# [REQUIRED WORK]
Emit the entire listing verbatim.

# [RECORDS SUPPLIED]
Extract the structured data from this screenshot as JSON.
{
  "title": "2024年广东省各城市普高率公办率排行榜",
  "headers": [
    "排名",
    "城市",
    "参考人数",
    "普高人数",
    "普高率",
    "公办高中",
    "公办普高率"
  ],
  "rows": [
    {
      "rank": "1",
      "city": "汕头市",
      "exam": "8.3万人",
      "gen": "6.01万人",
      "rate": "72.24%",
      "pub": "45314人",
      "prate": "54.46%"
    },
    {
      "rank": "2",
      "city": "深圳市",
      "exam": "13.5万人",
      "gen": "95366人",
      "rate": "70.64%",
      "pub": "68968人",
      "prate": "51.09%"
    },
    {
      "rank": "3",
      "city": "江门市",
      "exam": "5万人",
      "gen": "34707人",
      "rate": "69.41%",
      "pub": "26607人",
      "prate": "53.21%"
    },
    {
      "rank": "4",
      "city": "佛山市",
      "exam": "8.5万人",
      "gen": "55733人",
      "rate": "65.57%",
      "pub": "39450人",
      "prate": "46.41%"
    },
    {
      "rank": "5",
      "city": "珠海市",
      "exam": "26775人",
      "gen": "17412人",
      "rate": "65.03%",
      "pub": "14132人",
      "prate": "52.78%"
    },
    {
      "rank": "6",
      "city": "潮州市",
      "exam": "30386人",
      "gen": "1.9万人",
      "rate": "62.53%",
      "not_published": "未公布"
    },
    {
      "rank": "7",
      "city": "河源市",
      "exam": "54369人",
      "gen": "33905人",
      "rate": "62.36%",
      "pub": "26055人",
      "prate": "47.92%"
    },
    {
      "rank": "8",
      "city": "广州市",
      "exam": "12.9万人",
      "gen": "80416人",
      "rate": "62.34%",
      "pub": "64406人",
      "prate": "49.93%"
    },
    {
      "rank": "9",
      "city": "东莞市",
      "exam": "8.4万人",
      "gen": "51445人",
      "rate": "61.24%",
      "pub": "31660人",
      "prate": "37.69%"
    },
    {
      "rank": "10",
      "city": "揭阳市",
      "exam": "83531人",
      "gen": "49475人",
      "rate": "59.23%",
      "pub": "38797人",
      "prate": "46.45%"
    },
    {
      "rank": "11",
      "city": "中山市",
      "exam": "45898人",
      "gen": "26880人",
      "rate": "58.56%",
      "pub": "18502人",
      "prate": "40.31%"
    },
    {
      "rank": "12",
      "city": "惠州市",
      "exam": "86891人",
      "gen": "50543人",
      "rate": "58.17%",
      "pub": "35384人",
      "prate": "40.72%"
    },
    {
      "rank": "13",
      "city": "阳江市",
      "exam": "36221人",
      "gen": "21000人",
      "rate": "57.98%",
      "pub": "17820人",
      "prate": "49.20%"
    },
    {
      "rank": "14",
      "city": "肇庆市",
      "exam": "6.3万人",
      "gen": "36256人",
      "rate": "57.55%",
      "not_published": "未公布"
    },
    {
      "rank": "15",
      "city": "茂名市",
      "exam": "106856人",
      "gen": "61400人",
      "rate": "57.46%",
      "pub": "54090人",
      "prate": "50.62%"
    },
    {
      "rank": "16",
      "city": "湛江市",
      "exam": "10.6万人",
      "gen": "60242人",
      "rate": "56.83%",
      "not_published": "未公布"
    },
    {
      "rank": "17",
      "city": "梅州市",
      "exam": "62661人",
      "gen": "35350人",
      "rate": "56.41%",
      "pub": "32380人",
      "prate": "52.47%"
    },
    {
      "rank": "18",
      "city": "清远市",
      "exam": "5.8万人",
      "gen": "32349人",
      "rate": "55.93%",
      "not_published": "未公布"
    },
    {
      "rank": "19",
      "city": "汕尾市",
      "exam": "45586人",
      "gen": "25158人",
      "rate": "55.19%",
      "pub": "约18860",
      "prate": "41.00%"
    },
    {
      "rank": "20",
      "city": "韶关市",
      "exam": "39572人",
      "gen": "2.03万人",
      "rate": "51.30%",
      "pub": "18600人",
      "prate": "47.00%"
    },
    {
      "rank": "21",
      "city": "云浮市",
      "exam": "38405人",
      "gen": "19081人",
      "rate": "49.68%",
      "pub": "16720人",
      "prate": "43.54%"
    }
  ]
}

# [SOLUTION TO THIS EXERCISE]
Extract the structured data from this screenshot as JSON.
{
  "title": "2024年广东省各城市普高率公办率排行榜",
  "headers": [
    "排名",
    "城市",
    "参考人数",
    "普高人数",
    "普高率",
    "公办高中",
    "公办普高率"
  ],
  "rows": [
    {
      "rank": "1",
      "city": "汕头市",
      "exam": "8.3万人",
      "gen": "6.01万人",
      "rate": "72.24%",
      "pub": "45314人",
      "prate": "54.46%"
    },
    {
      "rank": "2",
      "city": "深圳市",
      "exam": "13.5万人",
      "gen": "95366人",
      "rate": "70.64%",
      "pub": "68968人",
      "prate": "51.09%"
    },
    {
      "rank": "3",
      "city": "江门市",
      "exam": "5万人",
      "gen": "34707人",
      "rate": "69.41%",
      "pub": "26607人",
      "prate": "53.21%"
    },
    {
      "rank": "4",
      "city": "佛山市",
      "exam": "8.5万人",
      "gen": "55733人",
      "rate": "65.57%",
      "pub": "39450人",
      "prate": "46.41%"
    },
    {
      "rank": "5",
      "city": "珠海市",
      "exam": "26775人",
      "gen": "17412人",
      "rate": "65.03%",
      "pub": "14132人",
      "prate": "52.78%"
    },
    {
      "rank": "6",
      "city": "潮州市",
      "exam": "30386人",
      "gen": "1.9万人",
      "rate": "62.53%",
      "not_published": "未公布"
    },
    {
      "rank": "7",
      "city": "河源市",
      "exam": "54369人",
      "gen": "33905人",
      "rate": "62.36%",
      "pub": "26055人",
      "prate": "47.92%"
    },
    {
      "rank": "8",
      "city": "广州市",
      "exam": "12.9万人",
      "gen": "80416人",
      "rate": "62.34%",
      "pub": "64406人",
      "prate": "49.93%"
    },
    {
      "rank": "9",
      "city": "东莞市",
      "exam": "8.4万人",
      "gen": "51445人",
      "rate": "61.24%",
      "pub": "31660人",
      "prate": "37.69%"
    },
    {
      "rank": "10",
      "city": "揭阳市",
      "exam": "83531人",
      "gen": "49475人",
      "rate": "59.23%",
      "pub": "38797人",
      "prate": "46.45%"
    },
    {
      "rank": "11",
      "city": "中山市",
      "exam": "45898人",
      "gen": "26880人",
      "rate": "58.56%",
      "pub": "18502人",
      "prate": "40.31%"
    },
    {
      "rank": "12",
      "city": "惠州市",
      "exam": "86891人",
      "gen": "50543人",
      "rate": "58.17%",
      "pub": "35384人",
      "prate": "40.72%"
    },
    {
      "rank": "13",
      "city": "阳江市",
      "exam": "36221人",
      "gen": "21000人",
      "rate": "57.98%",
      "pub": "17820人",
      "prate": "49.20%"
    },
    {
      "rank": "14",
      "city": "肇庆市",
      "exam": "6.3万人",
      "gen": "36256人",
      "rate": "57.55%",
      "not_published": "未公布"
    },
    {
      "rank": "15",
      "city": "茂名市",
      "exam": "106856人",
      "gen": "61400人",
      "rate": "57.46%",
      "pub": "54090人",
      "prate": "50.62%"
    },
    {
      "rank": "16",
      "city": "湛江市",
      "exam": "10.6万人",
      "gen": "60242人",
      "rate": "56.83%",
      "not_published": "未公布"
    },
    {
      "rank": "17",
      "city": "梅州市",
      "exam": "62661人",
      "gen": "35350人",
      "rate": "56.41%",
      "pub": "32380人",
      "prate": "52.47%"
    },
    {
      "rank": "18",
      "city": "清远市",
      "exam": "5.8万人",
      "gen": "32349人",
      "rate": "55.93%",
      "not_published": "未公布"
    },
    {
      "rank": "19",
      "city": "汕尾市",
      "exam": "45586人",
      "gen": "25158人",
      "rate": "55.19%",
      "pub": "约18860",
      "prate": "41.00%"
    },
    {
      "rank": "20",
      "city": "韶关市",
      "exam": "39572人",
      "gen": "2.03万人",
      "rate": "51.30%",
      "pub": "18600人",
      "prate": "47.00%"
    },
    {
      "rank": "21",
      "city": "云浮市",
      "exam": "38405人",
      "gen": "19081人",
      "rate": "49.68%",
      "pub": "16720人",
      "prate": "43.54%"
    }
  ]
}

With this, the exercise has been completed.